-- Exercise data --
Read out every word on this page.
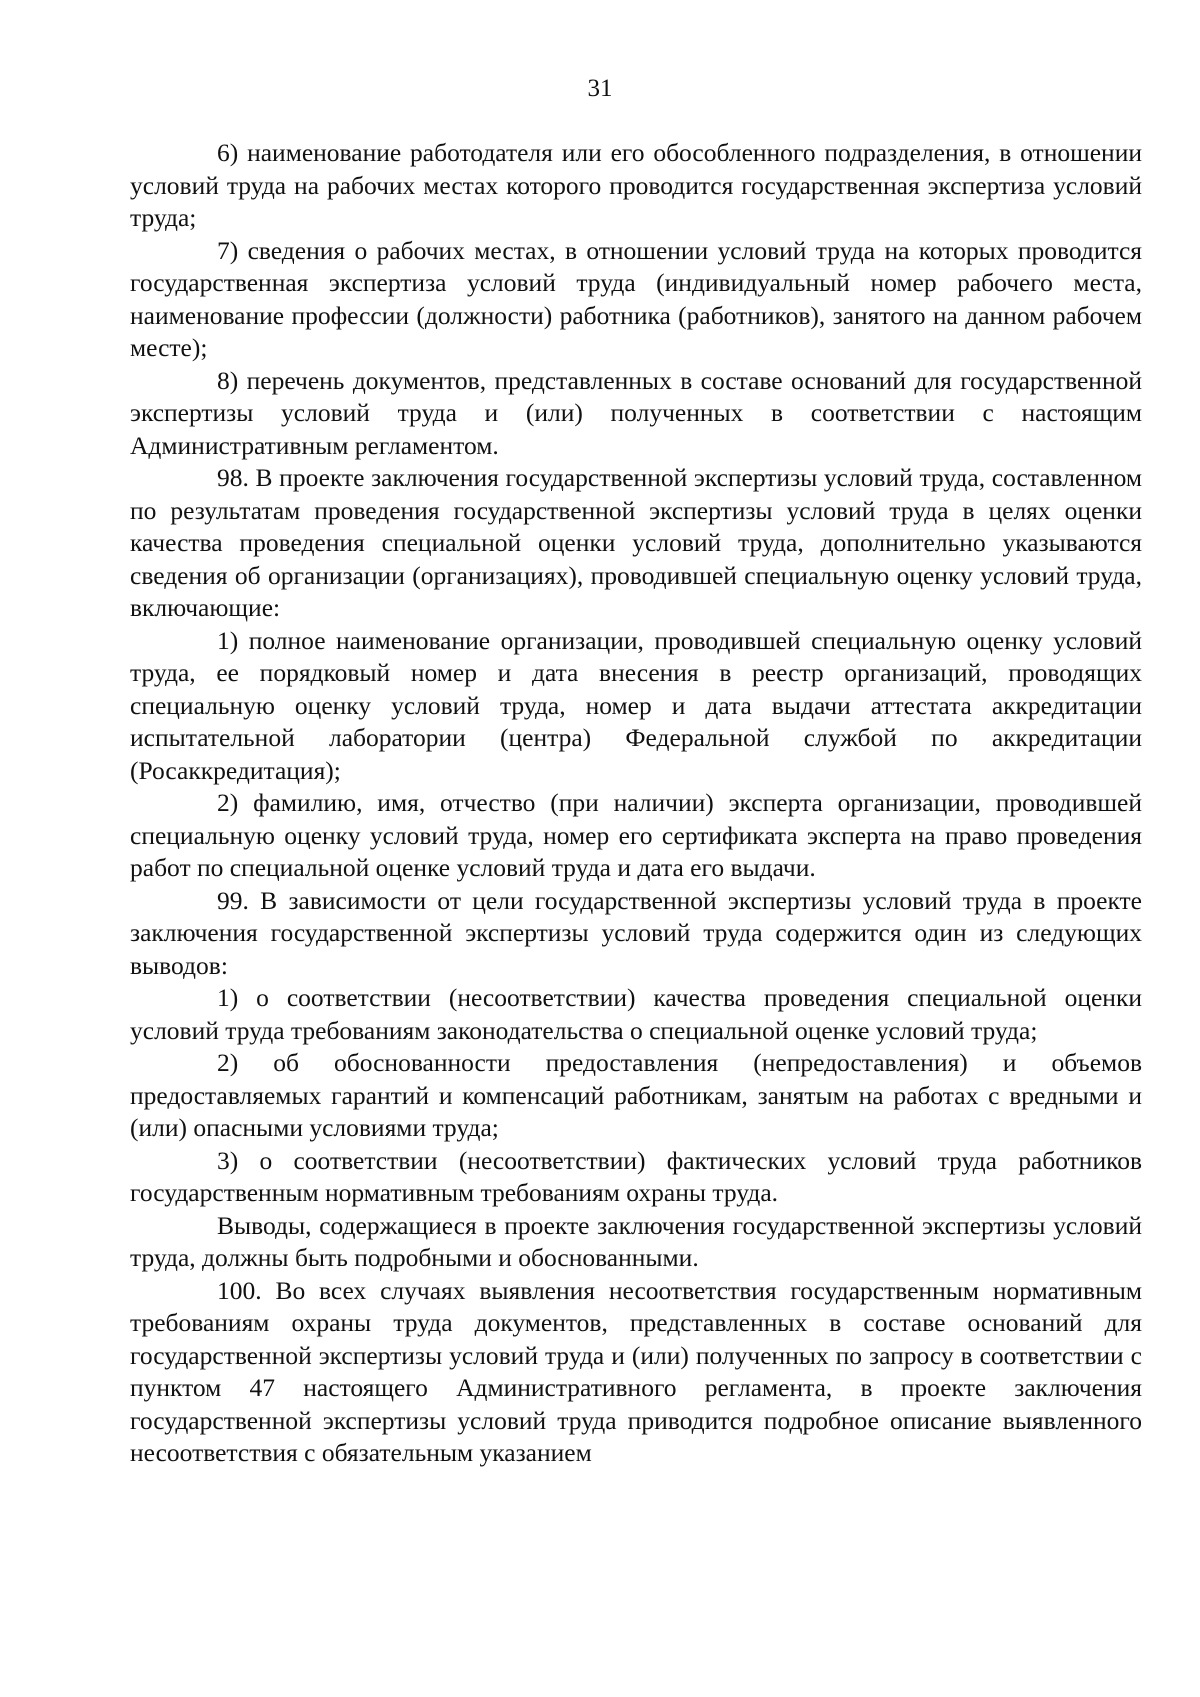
31

6) наименование работодателя или его обособленного подразделения, в отношении условий труда на рабочих местах которого проводится государственная экспертиза условий труда;

7) сведения о рабочих местах, в отношении условий труда на которых проводится государственная экспертиза условий труда (индивидуальный номер рабочего места, наименование профессии (должности) работника (работников), занятого на данном рабочем месте);

8) перечень документов, представленных в составе оснований для государственной экспертизы условий труда и (или) полученных в соответствии с настоящим Административным регламентом.

98. В проекте заключения государственной экспертизы условий труда, составленном по результатам проведения государственной экспертизы условий труда в целях оценки качества проведения специальной оценки условий труда, дополнительно указываются сведения об организации (организациях), проводившей специальную оценку условий труда, включающие:

1) полное наименование организации, проводившей специальную оценку условий труда, ее порядковый номер и дата внесения в реестр организаций, проводящих специальную оценку условий труда, номер и дата выдачи аттестата аккредитации испытательной лаборатории (центра) Федеральной службой по аккредитации (Росаккредитация);

2) фамилию, имя, отчество (при наличии) эксперта организации, проводившей специальную оценку условий труда, номер его сертификата эксперта на право проведения работ по специальной оценке условий труда и дата его выдачи.

99. В зависимости от цели государственной экспертизы условий труда в проекте заключения государственной экспертизы условий труда содержится один из следующих выводов:

1) о соответствии (несоответствии) качества проведения специальной оценки условий труда требованиям законодательства о специальной оценке условий труда;

2) об обоснованности предоставления (непредоставления) и объемов предоставляемых гарантий и компенсаций работникам, занятым на работах с вредными и (или) опасными условиями труда;

3) о соответствии (несоответствии) фактических условий труда работников государственным нормативным требованиям охраны труда.

Выводы, содержащиеся в проекте заключения государственной экспертизы условий труда, должны быть подробными и обоснованными.

100. Во всех случаях выявления несоответствия государственным нормативным требованиям охраны труда документов, представленных в составе оснований для государственной экспертизы условий труда и (или) полученных по запросу в соответствии с пунктом 47 настоящего Административного регламента, в проекте заключения государственной экспертизы условий труда приводится подробное описание выявленного несоответствия с обязательным указанием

-- Exercise objective --
Report only how many lines in the records contain the word "несоответствии".

-- Task answer --
2